▶ _Supplied information_:
☆ ☆ ☆

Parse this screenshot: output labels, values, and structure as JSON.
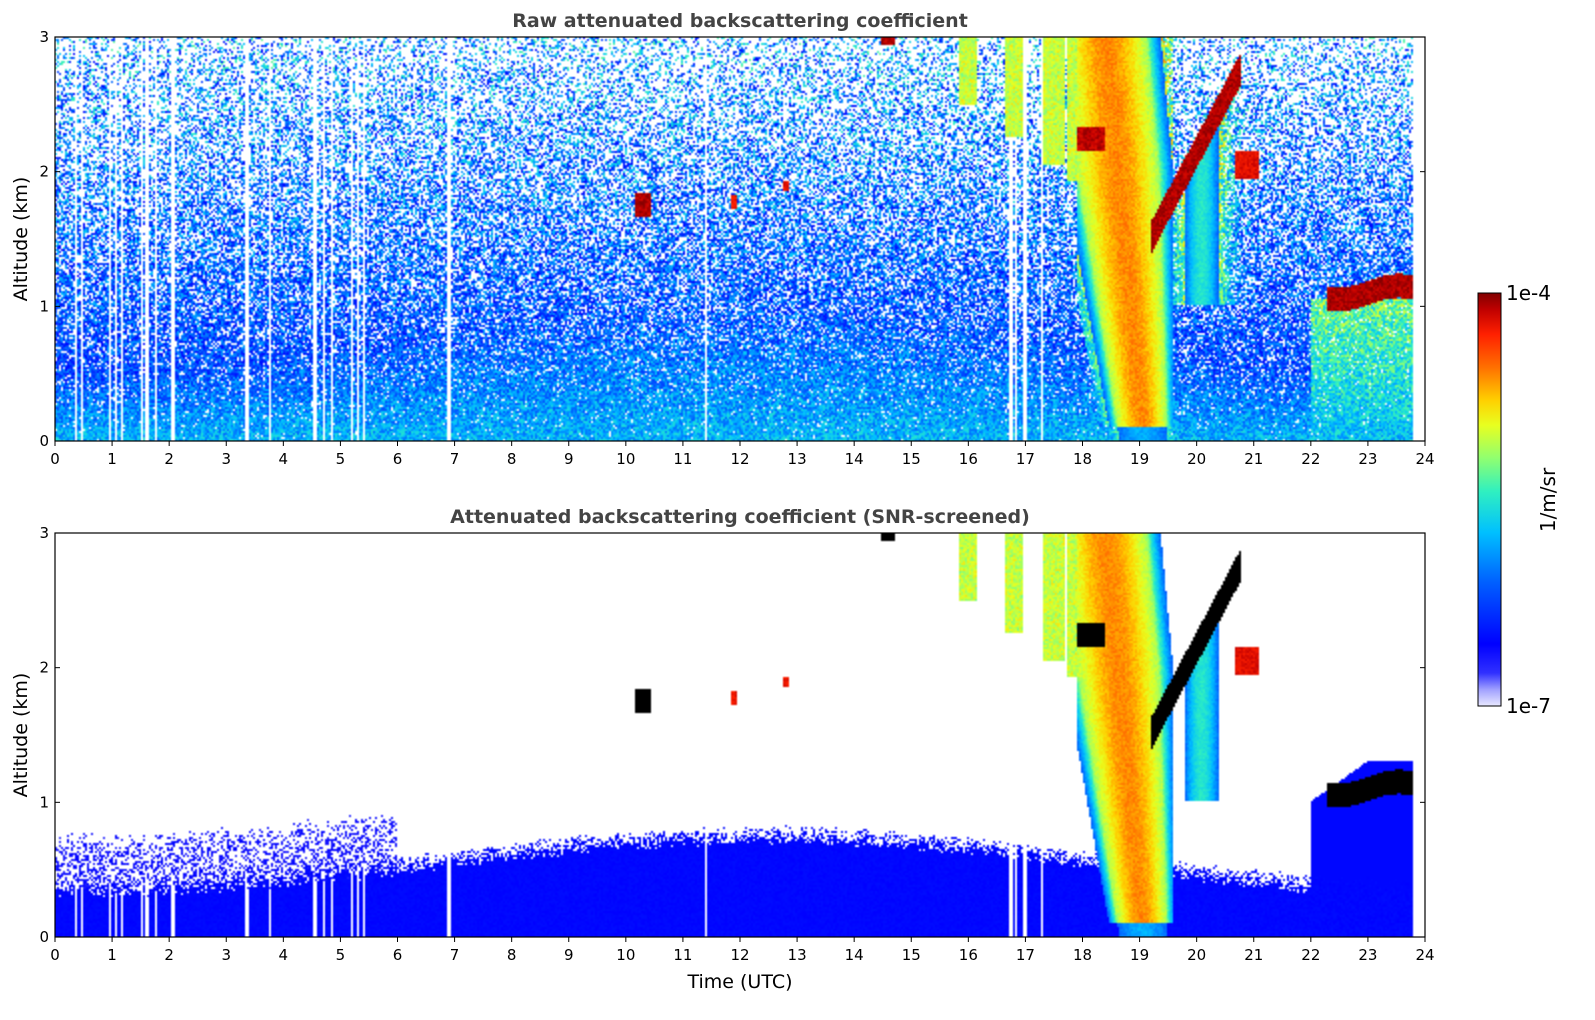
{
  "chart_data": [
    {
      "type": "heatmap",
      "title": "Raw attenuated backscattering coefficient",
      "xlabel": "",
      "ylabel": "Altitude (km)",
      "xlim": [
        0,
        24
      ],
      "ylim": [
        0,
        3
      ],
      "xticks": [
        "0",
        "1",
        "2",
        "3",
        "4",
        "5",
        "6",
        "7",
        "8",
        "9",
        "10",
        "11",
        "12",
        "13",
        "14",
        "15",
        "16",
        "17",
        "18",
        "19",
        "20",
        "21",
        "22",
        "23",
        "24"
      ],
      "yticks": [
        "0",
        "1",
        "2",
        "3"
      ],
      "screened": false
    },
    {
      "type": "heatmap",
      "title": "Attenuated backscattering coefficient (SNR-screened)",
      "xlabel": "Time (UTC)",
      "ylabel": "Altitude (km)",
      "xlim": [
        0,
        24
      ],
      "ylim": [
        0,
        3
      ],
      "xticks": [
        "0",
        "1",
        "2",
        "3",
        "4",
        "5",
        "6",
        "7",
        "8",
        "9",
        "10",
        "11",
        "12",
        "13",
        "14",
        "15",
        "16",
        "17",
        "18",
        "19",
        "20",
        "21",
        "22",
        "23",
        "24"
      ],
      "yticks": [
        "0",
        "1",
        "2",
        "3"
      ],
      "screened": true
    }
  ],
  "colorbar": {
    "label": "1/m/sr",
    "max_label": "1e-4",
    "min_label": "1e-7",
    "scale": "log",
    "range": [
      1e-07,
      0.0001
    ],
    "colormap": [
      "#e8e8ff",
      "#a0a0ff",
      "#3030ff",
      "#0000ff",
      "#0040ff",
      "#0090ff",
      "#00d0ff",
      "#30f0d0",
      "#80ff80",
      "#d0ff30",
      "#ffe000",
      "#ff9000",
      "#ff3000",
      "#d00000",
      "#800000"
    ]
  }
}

☆ ☆ ☆

Using the material above, set down every line exactly, but skip the pictures.

Parse this screenshot: output labels, values, and structure as JSON.
{
  "chart_data": [
    {
      "type": "heatmap",
      "title": "Raw attenuated backscattering coefficient",
      "xlabel": "",
      "ylabel": "Altitude (km)",
      "xlim": [
        0,
        24
      ],
      "ylim": [
        0,
        3
      ],
      "xticks": [
        "0",
        "1",
        "2",
        "3",
        "4",
        "5",
        "6",
        "7",
        "8",
        "9",
        "10",
        "11",
        "12",
        "13",
        "14",
        "15",
        "16",
        "17",
        "18",
        "19",
        "20",
        "21",
        "22",
        "23",
        "24"
      ],
      "yticks": [
        "0",
        "1",
        "2",
        "3"
      ],
      "screened": false
    },
    {
      "type": "heatmap",
      "title": "Attenuated backscattering coefficient (SNR-screened)",
      "xlabel": "Time (UTC)",
      "ylabel": "Altitude (km)",
      "xlim": [
        0,
        24
      ],
      "ylim": [
        0,
        3
      ],
      "xticks": [
        "0",
        "1",
        "2",
        "3",
        "4",
        "5",
        "6",
        "7",
        "8",
        "9",
        "10",
        "11",
        "12",
        "13",
        "14",
        "15",
        "16",
        "17",
        "18",
        "19",
        "20",
        "21",
        "22",
        "23",
        "24"
      ],
      "yticks": [
        "0",
        "1",
        "2",
        "3"
      ],
      "screened": true
    }
  ],
  "colorbar": {
    "label": "1/m/sr",
    "max_label": "1e-4",
    "min_label": "1e-7",
    "scale": "log",
    "range": [
      1e-07,
      0.0001
    ],
    "colormap": [
      "#e8e8ff",
      "#a0a0ff",
      "#3030ff",
      "#0000ff",
      "#0040ff",
      "#0090ff",
      "#00d0ff",
      "#30f0d0",
      "#80ff80",
      "#d0ff30",
      "#ffe000",
      "#ff9000",
      "#ff3000",
      "#d00000",
      "#800000"
    ]
  }
}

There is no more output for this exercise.